- **Dataset excerpts**:

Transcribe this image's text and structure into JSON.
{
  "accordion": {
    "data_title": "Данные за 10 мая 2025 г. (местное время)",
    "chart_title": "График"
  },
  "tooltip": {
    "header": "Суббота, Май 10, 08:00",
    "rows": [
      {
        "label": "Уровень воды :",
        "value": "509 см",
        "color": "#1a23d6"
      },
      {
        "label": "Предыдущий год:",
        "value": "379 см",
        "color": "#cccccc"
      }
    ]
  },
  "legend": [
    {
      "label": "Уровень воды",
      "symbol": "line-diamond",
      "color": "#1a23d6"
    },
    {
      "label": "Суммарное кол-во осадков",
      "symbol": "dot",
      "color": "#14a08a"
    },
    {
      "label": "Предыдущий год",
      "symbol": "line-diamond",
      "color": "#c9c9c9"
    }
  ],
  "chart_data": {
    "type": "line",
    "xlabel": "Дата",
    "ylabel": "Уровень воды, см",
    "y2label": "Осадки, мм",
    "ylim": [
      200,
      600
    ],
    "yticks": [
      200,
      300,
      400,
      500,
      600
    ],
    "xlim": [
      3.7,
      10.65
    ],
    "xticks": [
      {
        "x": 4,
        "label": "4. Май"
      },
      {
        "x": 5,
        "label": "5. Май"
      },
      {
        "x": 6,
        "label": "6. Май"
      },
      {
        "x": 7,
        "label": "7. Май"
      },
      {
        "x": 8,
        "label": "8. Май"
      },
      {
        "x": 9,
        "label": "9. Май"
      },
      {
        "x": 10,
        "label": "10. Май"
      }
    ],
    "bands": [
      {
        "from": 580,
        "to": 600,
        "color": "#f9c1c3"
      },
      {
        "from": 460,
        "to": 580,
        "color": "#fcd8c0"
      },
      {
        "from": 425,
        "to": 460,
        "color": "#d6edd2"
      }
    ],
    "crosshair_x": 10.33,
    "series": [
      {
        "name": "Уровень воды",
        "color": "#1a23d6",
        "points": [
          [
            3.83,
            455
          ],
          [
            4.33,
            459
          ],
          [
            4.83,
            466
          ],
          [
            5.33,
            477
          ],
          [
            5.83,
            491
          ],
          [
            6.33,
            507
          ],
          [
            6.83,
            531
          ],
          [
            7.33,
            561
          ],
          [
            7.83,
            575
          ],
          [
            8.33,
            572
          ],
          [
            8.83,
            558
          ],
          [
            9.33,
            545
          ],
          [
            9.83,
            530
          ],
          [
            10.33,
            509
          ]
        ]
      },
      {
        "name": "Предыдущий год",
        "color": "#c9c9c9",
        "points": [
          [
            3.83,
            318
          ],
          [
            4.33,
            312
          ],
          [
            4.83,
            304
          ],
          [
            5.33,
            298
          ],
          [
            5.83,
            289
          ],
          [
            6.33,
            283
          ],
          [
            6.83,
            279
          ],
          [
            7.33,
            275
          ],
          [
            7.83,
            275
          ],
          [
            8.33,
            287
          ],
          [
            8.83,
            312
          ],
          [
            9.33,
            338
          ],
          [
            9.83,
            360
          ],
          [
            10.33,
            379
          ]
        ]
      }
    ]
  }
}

- **Task prompt**: Your task is to retype all of the records exactly.

- **Answer for this exercise**:
Transcribe this image's text and structure into JSON.
{
  "accordion": {
    "data_title": "Данные за 10 мая 2025 г. (местное время)",
    "chart_title": "График"
  },
  "tooltip": {
    "header": "Суббота, Май 10, 08:00",
    "rows": [
      {
        "label": "Уровень воды :",
        "value": "509 см",
        "color": "#1a23d6"
      },
      {
        "label": "Предыдущий год:",
        "value": "379 см",
        "color": "#cccccc"
      }
    ]
  },
  "legend": [
    {
      "label": "Уровень воды",
      "symbol": "line-diamond",
      "color": "#1a23d6"
    },
    {
      "label": "Суммарное кол-во осадков",
      "symbol": "dot",
      "color": "#14a08a"
    },
    {
      "label": "Предыдущий год",
      "symbol": "line-diamond",
      "color": "#c9c9c9"
    }
  ],
  "chart_data": {
    "type": "line",
    "xlabel": "Дата",
    "ylabel": "Уровень воды, см",
    "y2label": "Осадки, мм",
    "ylim": [
      200,
      600
    ],
    "yticks": [
      200,
      300,
      400,
      500,
      600
    ],
    "xlim": [
      3.7,
      10.65
    ],
    "xticks": [
      {
        "x": 4,
        "label": "4. Май"
      },
      {
        "x": 5,
        "label": "5. Май"
      },
      {
        "x": 6,
        "label": "6. Май"
      },
      {
        "x": 7,
        "label": "7. Май"
      },
      {
        "x": 8,
        "label": "8. Май"
      },
      {
        "x": 9,
        "label": "9. Май"
      },
      {
        "x": 10,
        "label": "10. Май"
      }
    ],
    "bands": [
      {
        "from": 580,
        "to": 600,
        "color": "#f9c1c3"
      },
      {
        "from": 460,
        "to": 580,
        "color": "#fcd8c0"
      },
      {
        "from": 425,
        "to": 460,
        "color": "#d6edd2"
      }
    ],
    "crosshair_x": 10.33,
    "series": [
      {
        "name": "Уровень воды",
        "color": "#1a23d6",
        "points": [
          [
            3.83,
            455
          ],
          [
            4.33,
            459
          ],
          [
            4.83,
            466
          ],
          [
            5.33,
            477
          ],
          [
            5.83,
            491
          ],
          [
            6.33,
            507
          ],
          [
            6.83,
            531
          ],
          [
            7.33,
            561
          ],
          [
            7.83,
            575
          ],
          [
            8.33,
            572
          ],
          [
            8.83,
            558
          ],
          [
            9.33,
            545
          ],
          [
            9.83,
            530
          ],
          [
            10.33,
            509
          ]
        ]
      },
      {
        "name": "Предыдущий год",
        "color": "#c9c9c9",
        "points": [
          [
            3.83,
            318
          ],
          [
            4.33,
            312
          ],
          [
            4.83,
            304
          ],
          [
            5.33,
            298
          ],
          [
            5.83,
            289
          ],
          [
            6.33,
            283
          ],
          [
            6.83,
            279
          ],
          [
            7.33,
            275
          ],
          [
            7.83,
            275
          ],
          [
            8.33,
            287
          ],
          [
            8.83,
            312
          ],
          [
            9.33,
            338
          ],
          [
            9.83,
            360
          ],
          [
            10.33,
            379
          ]
        ]
      }
    ]
  }
}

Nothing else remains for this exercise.